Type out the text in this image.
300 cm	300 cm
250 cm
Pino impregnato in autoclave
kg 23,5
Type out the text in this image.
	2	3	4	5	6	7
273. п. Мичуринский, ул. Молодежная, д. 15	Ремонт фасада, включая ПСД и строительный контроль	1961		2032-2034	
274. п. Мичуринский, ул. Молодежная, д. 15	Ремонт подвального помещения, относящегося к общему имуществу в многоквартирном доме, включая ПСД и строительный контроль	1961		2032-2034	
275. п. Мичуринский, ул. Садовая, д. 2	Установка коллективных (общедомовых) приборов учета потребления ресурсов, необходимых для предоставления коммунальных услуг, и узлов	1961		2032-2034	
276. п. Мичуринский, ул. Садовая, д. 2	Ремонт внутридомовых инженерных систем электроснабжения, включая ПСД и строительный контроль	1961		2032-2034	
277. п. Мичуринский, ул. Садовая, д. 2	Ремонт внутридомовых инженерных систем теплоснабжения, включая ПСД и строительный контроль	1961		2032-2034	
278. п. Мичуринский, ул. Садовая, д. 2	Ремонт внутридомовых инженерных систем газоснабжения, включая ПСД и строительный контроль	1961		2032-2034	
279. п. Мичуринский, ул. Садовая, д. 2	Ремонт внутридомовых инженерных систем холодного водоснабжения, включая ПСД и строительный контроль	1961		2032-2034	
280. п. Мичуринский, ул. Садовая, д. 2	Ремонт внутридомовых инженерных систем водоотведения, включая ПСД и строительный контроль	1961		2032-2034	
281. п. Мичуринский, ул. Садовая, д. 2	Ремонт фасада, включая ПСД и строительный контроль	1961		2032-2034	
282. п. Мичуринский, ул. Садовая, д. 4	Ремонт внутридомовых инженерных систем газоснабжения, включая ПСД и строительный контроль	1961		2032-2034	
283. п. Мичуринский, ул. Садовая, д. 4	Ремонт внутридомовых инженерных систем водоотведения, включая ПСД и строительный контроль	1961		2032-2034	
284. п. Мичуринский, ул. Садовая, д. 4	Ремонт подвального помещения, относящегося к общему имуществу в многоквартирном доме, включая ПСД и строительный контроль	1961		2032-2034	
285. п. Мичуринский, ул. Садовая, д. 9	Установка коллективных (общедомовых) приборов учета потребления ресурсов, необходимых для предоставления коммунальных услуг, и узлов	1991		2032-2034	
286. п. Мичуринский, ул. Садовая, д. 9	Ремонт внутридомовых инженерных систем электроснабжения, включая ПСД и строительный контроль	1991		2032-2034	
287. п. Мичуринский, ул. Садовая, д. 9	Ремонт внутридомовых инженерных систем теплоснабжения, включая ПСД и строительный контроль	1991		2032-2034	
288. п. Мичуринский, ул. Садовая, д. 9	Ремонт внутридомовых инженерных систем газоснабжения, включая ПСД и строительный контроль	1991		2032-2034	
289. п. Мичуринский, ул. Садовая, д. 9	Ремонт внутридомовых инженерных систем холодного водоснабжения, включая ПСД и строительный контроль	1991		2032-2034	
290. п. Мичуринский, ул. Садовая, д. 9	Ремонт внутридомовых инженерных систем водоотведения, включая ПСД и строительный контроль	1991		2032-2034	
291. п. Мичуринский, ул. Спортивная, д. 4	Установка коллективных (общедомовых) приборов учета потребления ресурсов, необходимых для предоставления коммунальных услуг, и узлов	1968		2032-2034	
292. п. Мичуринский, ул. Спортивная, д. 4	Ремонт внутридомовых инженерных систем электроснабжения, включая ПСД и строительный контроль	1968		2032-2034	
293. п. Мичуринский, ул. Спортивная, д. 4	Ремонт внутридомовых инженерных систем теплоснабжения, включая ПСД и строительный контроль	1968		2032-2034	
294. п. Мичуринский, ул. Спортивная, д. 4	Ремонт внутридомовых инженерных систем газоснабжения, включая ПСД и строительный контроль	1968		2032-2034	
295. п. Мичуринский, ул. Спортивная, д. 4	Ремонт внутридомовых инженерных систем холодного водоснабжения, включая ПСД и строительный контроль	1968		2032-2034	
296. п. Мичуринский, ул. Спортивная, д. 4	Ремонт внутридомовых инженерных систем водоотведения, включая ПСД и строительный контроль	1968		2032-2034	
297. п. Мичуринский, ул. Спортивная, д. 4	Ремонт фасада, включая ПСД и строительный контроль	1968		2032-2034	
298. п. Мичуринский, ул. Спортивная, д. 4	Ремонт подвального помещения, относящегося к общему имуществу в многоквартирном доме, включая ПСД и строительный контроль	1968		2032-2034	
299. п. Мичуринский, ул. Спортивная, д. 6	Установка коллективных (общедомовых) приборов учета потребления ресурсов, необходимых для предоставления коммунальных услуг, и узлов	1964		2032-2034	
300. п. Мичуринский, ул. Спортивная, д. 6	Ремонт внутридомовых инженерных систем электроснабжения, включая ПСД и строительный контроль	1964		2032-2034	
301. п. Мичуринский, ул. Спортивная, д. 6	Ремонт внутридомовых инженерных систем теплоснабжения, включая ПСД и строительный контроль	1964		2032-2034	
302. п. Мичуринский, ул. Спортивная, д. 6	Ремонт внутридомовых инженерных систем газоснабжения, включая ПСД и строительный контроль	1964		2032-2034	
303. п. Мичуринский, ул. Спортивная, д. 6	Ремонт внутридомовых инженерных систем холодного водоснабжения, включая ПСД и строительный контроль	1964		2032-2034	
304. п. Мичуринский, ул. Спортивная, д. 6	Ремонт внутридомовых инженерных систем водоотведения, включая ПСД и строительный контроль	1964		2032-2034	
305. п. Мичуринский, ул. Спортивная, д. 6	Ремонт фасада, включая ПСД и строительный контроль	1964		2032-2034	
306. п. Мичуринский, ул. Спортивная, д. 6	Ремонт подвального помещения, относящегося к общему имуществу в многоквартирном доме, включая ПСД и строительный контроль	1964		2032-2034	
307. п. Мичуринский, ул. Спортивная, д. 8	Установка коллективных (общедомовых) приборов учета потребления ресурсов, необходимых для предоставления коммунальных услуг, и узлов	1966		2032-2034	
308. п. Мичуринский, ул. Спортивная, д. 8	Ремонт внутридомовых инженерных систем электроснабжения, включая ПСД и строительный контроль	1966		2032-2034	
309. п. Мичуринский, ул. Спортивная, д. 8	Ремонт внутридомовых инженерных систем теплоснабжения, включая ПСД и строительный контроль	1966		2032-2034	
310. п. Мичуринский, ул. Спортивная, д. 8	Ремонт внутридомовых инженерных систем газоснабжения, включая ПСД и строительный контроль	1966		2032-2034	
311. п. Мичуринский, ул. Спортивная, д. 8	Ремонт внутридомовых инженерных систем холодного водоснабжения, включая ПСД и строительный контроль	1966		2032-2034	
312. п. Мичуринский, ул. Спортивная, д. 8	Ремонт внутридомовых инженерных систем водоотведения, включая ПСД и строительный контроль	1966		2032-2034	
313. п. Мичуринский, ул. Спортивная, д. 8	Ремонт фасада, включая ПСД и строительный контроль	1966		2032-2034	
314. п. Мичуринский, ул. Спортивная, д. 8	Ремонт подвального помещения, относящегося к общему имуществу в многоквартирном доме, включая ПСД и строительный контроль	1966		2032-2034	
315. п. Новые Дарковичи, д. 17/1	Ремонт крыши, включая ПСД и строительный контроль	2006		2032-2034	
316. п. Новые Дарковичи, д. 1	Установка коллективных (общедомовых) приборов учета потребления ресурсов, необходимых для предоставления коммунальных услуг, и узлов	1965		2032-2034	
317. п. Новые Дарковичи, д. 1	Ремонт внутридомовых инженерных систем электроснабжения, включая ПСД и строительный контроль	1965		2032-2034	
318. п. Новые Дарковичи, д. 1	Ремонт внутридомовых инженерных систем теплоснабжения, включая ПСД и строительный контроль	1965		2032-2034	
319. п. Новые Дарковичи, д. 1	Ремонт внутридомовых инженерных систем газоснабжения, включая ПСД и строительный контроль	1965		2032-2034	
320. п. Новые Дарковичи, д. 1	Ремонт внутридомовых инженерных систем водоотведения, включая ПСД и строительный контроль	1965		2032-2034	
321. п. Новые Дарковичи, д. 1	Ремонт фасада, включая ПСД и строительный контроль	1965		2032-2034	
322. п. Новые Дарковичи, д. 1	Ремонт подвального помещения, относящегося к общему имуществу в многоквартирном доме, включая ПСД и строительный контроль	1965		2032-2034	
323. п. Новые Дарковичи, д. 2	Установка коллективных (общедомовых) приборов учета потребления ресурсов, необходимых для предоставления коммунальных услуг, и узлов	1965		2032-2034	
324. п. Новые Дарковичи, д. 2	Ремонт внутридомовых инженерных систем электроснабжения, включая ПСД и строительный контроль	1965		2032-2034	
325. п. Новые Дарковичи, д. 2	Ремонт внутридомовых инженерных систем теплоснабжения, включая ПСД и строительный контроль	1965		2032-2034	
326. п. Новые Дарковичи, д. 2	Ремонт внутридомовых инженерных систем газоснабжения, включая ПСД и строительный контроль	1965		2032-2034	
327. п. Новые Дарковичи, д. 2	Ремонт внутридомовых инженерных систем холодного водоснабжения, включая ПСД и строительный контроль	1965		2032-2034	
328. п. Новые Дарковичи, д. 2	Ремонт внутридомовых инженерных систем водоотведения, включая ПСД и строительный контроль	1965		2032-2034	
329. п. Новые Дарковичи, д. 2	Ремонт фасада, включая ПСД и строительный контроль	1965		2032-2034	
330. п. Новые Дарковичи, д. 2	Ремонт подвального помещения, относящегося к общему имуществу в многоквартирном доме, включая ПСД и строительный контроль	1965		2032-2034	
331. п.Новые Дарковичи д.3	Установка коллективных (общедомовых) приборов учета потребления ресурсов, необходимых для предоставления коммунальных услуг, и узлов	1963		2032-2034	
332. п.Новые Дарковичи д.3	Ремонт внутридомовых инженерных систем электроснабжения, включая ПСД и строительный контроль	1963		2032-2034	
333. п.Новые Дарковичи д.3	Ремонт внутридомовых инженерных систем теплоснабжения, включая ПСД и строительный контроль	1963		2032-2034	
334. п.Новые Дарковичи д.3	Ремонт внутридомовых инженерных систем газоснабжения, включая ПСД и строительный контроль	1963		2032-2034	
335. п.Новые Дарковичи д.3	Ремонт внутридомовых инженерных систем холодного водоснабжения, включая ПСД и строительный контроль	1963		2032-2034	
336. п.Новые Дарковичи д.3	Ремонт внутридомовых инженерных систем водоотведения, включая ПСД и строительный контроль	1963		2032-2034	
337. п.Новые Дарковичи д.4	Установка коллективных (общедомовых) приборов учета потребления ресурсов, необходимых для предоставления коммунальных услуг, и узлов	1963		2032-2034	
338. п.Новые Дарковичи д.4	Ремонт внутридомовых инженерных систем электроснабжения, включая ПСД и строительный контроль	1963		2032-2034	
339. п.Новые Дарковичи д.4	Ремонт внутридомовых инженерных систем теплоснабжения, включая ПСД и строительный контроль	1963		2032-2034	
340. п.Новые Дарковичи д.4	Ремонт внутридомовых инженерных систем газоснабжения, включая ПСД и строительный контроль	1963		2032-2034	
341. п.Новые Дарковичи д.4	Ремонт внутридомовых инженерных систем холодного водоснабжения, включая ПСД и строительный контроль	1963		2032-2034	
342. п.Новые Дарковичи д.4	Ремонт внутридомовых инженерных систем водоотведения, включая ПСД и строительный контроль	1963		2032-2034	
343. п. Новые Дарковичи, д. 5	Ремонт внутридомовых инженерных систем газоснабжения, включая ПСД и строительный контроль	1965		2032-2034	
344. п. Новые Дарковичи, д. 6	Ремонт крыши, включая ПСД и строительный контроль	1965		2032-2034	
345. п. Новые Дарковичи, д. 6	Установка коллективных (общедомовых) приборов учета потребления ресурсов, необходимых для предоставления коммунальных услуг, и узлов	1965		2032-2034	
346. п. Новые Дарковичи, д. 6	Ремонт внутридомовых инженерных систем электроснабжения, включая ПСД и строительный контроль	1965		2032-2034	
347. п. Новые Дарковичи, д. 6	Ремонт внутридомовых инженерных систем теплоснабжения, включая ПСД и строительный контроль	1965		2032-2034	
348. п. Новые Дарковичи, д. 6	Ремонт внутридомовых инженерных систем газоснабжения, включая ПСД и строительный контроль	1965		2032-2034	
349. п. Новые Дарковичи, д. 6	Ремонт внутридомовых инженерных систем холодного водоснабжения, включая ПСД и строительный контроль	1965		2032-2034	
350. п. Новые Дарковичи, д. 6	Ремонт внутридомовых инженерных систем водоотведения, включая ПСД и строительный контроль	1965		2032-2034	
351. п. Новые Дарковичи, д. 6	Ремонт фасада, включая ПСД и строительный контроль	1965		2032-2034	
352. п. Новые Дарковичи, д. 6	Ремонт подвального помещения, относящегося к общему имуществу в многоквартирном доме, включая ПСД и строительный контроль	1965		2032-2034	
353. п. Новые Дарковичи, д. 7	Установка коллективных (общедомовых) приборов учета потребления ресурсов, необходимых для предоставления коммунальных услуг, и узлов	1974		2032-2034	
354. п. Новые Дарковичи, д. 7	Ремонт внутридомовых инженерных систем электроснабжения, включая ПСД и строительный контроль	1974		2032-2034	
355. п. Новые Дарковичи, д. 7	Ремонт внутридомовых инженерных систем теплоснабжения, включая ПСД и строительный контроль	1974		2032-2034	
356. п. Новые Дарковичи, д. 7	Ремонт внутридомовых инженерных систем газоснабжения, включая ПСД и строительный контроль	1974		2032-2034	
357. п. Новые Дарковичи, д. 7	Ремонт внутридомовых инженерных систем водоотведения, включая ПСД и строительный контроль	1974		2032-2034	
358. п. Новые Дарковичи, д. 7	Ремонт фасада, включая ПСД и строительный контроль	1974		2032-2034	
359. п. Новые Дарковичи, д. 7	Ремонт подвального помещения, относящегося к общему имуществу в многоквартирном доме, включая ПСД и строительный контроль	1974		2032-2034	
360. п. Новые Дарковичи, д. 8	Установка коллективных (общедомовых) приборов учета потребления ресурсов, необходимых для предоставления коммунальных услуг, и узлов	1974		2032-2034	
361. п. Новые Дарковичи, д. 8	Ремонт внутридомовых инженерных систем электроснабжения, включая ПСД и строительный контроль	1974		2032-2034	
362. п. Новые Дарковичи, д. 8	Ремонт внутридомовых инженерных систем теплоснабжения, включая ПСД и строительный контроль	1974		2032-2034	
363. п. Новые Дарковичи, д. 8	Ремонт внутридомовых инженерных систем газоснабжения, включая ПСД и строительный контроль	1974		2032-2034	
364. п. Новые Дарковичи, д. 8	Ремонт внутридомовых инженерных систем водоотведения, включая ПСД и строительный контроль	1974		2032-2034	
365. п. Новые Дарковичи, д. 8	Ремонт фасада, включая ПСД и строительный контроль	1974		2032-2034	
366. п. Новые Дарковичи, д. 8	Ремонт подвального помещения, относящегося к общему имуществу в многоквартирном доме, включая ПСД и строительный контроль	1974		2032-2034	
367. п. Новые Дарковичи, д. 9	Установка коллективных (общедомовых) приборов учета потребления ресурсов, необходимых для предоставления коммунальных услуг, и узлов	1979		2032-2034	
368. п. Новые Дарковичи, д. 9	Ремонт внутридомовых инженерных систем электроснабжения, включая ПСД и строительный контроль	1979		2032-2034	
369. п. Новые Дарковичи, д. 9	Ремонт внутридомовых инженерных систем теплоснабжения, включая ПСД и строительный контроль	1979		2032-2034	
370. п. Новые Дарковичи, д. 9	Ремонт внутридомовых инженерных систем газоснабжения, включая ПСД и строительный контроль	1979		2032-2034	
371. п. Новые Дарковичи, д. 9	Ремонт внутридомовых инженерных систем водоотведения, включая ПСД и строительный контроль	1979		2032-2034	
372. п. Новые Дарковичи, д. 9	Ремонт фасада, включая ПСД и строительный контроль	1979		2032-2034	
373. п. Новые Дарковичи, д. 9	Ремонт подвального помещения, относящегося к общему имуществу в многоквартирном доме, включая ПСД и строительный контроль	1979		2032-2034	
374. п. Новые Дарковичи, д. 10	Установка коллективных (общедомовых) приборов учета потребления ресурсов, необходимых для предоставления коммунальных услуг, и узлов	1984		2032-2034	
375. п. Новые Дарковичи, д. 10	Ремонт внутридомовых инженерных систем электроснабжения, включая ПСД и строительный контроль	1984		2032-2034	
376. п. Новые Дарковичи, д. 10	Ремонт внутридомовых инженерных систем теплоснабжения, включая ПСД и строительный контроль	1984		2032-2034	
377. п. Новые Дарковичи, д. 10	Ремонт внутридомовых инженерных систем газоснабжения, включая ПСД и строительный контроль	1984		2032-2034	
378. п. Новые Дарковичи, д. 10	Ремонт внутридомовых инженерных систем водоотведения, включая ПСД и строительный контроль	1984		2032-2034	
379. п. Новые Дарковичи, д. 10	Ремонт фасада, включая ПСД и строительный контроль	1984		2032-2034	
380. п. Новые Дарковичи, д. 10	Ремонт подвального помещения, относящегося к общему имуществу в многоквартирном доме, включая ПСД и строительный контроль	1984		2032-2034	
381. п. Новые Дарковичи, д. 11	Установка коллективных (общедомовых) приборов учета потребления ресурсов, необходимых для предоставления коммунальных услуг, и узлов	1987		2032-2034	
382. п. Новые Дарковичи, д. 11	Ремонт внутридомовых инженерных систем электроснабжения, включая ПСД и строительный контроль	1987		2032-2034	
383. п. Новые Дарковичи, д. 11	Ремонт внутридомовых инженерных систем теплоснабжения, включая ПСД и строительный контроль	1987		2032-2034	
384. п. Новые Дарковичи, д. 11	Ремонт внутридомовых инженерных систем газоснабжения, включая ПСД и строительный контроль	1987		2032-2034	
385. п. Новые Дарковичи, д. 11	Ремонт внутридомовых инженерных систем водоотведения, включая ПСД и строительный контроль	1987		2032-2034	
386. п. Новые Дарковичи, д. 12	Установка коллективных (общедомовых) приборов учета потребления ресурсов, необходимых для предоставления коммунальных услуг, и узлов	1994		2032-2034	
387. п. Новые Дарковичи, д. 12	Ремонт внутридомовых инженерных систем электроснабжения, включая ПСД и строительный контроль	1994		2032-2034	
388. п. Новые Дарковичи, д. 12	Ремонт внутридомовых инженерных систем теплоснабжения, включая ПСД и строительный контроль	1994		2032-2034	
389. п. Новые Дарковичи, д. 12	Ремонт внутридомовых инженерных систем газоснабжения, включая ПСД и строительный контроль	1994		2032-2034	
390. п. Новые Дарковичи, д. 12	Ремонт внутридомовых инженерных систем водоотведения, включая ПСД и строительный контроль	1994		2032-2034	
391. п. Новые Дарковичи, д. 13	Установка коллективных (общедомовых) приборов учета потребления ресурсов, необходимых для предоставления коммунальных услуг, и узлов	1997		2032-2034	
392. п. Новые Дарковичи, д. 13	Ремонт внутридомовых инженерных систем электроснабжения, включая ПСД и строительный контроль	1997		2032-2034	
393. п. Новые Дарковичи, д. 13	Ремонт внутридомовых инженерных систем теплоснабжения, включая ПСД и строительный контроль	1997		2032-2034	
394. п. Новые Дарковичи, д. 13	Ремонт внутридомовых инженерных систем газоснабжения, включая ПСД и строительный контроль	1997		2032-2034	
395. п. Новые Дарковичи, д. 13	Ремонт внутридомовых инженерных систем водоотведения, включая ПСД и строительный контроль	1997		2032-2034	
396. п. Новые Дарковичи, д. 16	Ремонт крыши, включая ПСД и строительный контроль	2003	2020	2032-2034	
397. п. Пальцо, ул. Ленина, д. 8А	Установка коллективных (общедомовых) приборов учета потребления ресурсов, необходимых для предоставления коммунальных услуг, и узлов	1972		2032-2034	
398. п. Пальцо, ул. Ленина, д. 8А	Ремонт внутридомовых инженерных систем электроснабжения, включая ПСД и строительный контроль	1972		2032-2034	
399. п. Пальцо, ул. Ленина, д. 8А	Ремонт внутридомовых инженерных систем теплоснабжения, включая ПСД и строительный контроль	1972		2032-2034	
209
......
> [OBJECTIVE]: Collect, from the material above, every line containing the word "водоснабжения".

> [WRITTEN ANSWER]:
279. п. Мичуринский, ул. Садовая, д. 2	Ремонт внутридомовых инженерных систем холодного водоснабжения, включая ПСД и строительный контроль	1961		2032-2034	
289. п. Мичуринский, ул. Садовая, д. 9	Ремонт внутридомовых инженерных систем холодного водоснабжения, включая ПСД и строительный контроль	1991		2032-2034	
295. п. Мичуринский, ул. Спортивная, д. 4	Ремонт внутридомовых инженерных систем холодного водоснабжения, включая ПСД и строительный контроль	1968		2032-2034	
303. п. Мичуринский, ул. Спортивная, д. 6	Ремонт внутридомовых инженерных систем холодного водоснабжения, включая ПСД и строительный контроль	1964		2032-2034	
311. п. Мичуринский, ул. Спортивная, д. 8	Ремонт внутридомовых инженерных систем холодного водоснабжения, включая ПСД и строительный контроль	1966		2032-2034	
327. п. Новые Дарковичи, д. 2	Ремонт внутридомовых инженерных систем холодного водоснабжения, включая ПСД и строительный контроль	1965		2032-2034	
335. п.Новые Дарковичи д.3	Ремонт внутридомовых инженерных систем холодного водоснабжения, включая ПСД и строительный контроль	1963		2032-2034	
341. п.Новые Дарковичи д.4	Ремонт внутридомовых инженерных систем холодного водоснабжения, включая ПСД и строительный контроль	1963		2032-2034	
349. п. Новые Дарковичи, д. 6	Ремонт внутридомовых инженерных систем холодного водоснабжения, включая ПСД и строительный контроль	1965		2032-2034	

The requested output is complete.